* Begin PROVIDED DATA *

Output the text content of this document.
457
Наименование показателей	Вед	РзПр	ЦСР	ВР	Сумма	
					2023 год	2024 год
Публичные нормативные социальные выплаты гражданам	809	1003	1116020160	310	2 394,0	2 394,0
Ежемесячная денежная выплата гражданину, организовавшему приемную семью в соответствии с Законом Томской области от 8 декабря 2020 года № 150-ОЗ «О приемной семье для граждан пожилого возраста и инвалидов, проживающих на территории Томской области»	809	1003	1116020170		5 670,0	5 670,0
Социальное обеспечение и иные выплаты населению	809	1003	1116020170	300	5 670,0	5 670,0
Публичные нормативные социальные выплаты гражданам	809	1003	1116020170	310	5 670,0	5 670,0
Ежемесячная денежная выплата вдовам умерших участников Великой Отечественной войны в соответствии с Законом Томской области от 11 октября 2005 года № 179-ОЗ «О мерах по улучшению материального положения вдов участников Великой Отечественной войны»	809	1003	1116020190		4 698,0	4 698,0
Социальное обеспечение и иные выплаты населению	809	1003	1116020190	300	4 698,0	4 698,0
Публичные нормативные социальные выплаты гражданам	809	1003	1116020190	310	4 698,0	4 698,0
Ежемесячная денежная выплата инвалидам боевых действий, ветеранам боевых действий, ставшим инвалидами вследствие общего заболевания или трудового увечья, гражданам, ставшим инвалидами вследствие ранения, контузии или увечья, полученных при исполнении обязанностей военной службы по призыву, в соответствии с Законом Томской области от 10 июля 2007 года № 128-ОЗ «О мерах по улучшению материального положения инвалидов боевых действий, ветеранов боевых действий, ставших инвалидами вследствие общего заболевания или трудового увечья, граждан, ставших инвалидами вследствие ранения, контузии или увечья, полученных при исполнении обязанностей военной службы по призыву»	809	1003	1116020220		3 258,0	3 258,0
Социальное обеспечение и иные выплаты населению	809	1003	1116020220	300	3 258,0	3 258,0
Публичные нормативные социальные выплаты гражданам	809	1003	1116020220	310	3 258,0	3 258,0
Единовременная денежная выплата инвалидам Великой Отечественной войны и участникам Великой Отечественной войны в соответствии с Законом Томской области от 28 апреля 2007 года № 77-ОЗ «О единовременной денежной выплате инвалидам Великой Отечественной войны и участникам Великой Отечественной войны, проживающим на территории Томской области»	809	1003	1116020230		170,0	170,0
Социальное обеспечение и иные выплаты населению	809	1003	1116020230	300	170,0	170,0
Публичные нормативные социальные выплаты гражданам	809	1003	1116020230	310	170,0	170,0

* End PROVIDED DATA *

Copy out all of the lines above exactly.

Output the text content of this document.
457
Наименование показателей	Вед	РзПр	ЦСР	ВР	Сумма	
					2023 год	2024 год
Публичные нормативные социальные выплаты гражданам	809	1003	1116020160	310	2 394,0	2 394,0
Ежемесячная денежная выплата гражданину, организовавшему приемную семью в соответствии с Законом Томской области от 8 декабря 2020 года № 150-ОЗ «О приемной семье для граждан пожилого возраста и инвалидов, проживающих на территории Томской области»	809	1003	1116020170		5 670,0	5 670,0
Социальное обеспечение и иные выплаты населению	809	1003	1116020170	300	5 670,0	5 670,0
Публичные нормативные социальные выплаты гражданам	809	1003	1116020170	310	5 670,0	5 670,0
Ежемесячная денежная выплата вдовам умерших участников Великой Отечественной войны в соответствии с Законом Томской области от 11 октября 2005 года № 179-ОЗ «О мерах по улучшению материального положения вдов участников Великой Отечественной войны»	809	1003	1116020190		4 698,0	4 698,0
Социальное обеспечение и иные выплаты населению	809	1003	1116020190	300	4 698,0	4 698,0
Публичные нормативные социальные выплаты гражданам	809	1003	1116020190	310	4 698,0	4 698,0
Ежемесячная денежная выплата инвалидам боевых действий, ветеранам боевых действий, ставшим инвалидами вследствие общего заболевания или трудового увечья, гражданам, ставшим инвалидами вследствие ранения, контузии или увечья, полученных при исполнении обязанностей военной службы по призыву, в соответствии с Законом Томской области от 10 июля 2007 года № 128-ОЗ «О мерах по улучшению материального положения инвалидов боевых действий, ветеранов боевых действий, ставших инвалидами вследствие общего заболевания или трудового увечья, граждан, ставших инвалидами вследствие ранения, контузии или увечья, полученных при исполнении обязанностей военной службы по призыву»	809	1003	1116020220		3 258,0	3 258,0
Социальное обеспечение и иные выплаты населению	809	1003	1116020220	300	3 258,0	3 258,0
Публичные нормативные социальные выплаты гражданам	809	1003	1116020220	310	3 258,0	3 258,0
Единовременная денежная выплата инвалидам Великой Отечественной войны и участникам Великой Отечественной войны в соответствии с Законом Томской области от 28 апреля 2007 года № 77-ОЗ «О единовременной денежной выплате инвалидам Великой Отечественной войны и участникам Великой Отечественной войны, проживающим на территории Томской области»	809	1003	1116020230		170,0	170,0
Социальное обеспечение и иные выплаты населению	809	1003	1116020230	300	170,0	170,0
Публичные нормативные социальные выплаты гражданам	809	1003	1116020230	310	170,0	170,0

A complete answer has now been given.